* [Task details]
What follows is a block of records; reproduce all of it verbatim.

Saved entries
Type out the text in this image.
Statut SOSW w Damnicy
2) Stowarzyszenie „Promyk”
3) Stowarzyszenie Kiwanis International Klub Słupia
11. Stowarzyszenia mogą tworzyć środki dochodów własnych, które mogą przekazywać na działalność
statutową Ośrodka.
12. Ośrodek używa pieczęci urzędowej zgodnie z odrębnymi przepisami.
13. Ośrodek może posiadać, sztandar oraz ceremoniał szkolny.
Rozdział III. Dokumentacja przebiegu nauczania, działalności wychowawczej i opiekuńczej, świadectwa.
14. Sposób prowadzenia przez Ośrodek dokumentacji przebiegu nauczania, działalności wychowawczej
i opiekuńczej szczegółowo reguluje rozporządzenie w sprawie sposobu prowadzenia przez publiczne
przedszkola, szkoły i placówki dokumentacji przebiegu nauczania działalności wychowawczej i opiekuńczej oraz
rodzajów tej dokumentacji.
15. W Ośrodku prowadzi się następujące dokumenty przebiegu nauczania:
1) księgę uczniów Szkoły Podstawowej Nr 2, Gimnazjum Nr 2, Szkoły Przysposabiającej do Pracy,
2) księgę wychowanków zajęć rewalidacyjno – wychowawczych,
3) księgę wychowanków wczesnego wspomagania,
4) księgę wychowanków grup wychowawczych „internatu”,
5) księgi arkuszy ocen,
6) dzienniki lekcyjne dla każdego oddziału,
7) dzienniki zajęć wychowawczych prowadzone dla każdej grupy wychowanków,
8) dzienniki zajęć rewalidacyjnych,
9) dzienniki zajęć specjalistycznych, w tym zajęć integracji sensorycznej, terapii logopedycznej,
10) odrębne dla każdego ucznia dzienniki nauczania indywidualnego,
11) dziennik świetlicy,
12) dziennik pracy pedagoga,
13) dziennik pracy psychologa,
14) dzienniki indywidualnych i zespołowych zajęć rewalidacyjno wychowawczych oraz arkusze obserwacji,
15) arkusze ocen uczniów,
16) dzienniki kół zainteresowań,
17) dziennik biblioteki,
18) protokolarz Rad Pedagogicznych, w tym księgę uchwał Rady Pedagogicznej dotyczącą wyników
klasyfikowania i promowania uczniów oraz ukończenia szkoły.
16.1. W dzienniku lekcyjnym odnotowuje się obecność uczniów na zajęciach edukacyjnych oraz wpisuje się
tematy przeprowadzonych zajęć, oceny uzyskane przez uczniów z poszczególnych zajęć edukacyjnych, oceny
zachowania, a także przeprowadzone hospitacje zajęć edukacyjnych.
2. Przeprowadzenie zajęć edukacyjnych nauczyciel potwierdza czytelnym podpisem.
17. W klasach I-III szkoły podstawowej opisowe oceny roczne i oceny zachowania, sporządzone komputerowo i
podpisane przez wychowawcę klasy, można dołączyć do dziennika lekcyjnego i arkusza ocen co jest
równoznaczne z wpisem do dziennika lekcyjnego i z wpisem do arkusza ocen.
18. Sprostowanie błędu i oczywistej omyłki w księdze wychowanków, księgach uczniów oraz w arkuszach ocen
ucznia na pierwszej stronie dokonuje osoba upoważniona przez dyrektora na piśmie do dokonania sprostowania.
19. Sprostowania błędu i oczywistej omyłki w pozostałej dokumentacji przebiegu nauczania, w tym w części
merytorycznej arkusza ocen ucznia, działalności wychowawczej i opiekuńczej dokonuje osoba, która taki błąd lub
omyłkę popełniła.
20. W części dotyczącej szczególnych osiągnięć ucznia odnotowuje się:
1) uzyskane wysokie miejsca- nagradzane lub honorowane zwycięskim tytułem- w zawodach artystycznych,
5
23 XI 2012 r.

* [Reply]
Type out the text in this image.
Statut SOSW w Damnicy
2) Stowarzyszenie „Promyk”
3) Stowarzyszenie Kiwanis International Klub Słupia
11. Stowarzyszenia mogą tworzyć środki dochodów własnych, które mogą przekazywać na działalność
statutową Ośrodka.
12. Ośrodek używa pieczęci urzędowej zgodnie z odrębnymi przepisami.
13. Ośrodek może posiadać, sztandar oraz ceremoniał szkolny.
Rozdział III. Dokumentacja przebiegu nauczania, działalności wychowawczej i opiekuńczej, świadectwa.
14. Sposób prowadzenia przez Ośrodek dokumentacji przebiegu nauczania, działalności wychowawczej
i opiekuńczej szczegółowo reguluje rozporządzenie w sprawie sposobu prowadzenia przez publiczne
przedszkola, szkoły i placówki dokumentacji przebiegu nauczania działalności wychowawczej i opiekuńczej oraz
rodzajów tej dokumentacji.
15. W Ośrodku prowadzi się następujące dokumenty przebiegu nauczania:
1) księgę uczniów Szkoły Podstawowej Nr 2, Gimnazjum Nr 2, Szkoły Przysposabiającej do Pracy,
2) księgę wychowanków zajęć rewalidacyjno – wychowawczych,
3) księgę wychowanków wczesnego wspomagania,
4) księgę wychowanków grup wychowawczych „internatu”,
5) księgi arkuszy ocen,
6) dzienniki lekcyjne dla każdego oddziału,
7) dzienniki zajęć wychowawczych prowadzone dla każdej grupy wychowanków,
8) dzienniki zajęć rewalidacyjnych,
9) dzienniki zajęć specjalistycznych, w tym zajęć integracji sensorycznej, terapii logopedycznej,
10) odrębne dla każdego ucznia dzienniki nauczania indywidualnego,
11) dziennik świetlicy,
12) dziennik pracy pedagoga,
13) dziennik pracy psychologa,
14) dzienniki indywidualnych i zespołowych zajęć rewalidacyjno wychowawczych oraz arkusze obserwacji,
15) arkusze ocen uczniów,
16) dzienniki kół zainteresowań,
17) dziennik biblioteki,
18) protokolarz Rad Pedagogicznych, w tym księgę uchwał Rady Pedagogicznej dotyczącą wyników
klasyfikowania i promowania uczniów oraz ukończenia szkoły.
16.1. W dzienniku lekcyjnym odnotowuje się obecność uczniów na zajęciach edukacyjnych oraz wpisuje się
tematy przeprowadzonych zajęć, oceny uzyskane przez uczniów z poszczególnych zajęć edukacyjnych, oceny
zachowania, a także przeprowadzone hospitacje zajęć edukacyjnych.
2. Przeprowadzenie zajęć edukacyjnych nauczyciel potwierdza czytelnym podpisem.
17. W klasach I-III szkoły podstawowej opisowe oceny roczne i oceny zachowania, sporządzone komputerowo i
podpisane przez wychowawcę klasy, można dołączyć do dziennika lekcyjnego i arkusza ocen co jest
równoznaczne z wpisem do dziennika lekcyjnego i z wpisem do arkusza ocen.
18. Sprostowanie błędu i oczywistej omyłki w księdze wychowanków, księgach uczniów oraz w arkuszach ocen
ucznia na pierwszej stronie dokonuje osoba upoważniona przez dyrektora na piśmie do dokonania sprostowania.
19. Sprostowania błędu i oczywistej omyłki w pozostałej dokumentacji przebiegu nauczania, w tym w części
merytorycznej arkusza ocen ucznia, działalności wychowawczej i opiekuńczej dokonuje osoba, która taki błąd lub
omyłkę popełniła.
20. W części dotyczącej szczególnych osiągnięć ucznia odnotowuje się:
1) uzyskane wysokie miejsca- nagradzane lub honorowane zwycięskim tytułem- w zawodach artystycznych,
5
23 XI 2012 r.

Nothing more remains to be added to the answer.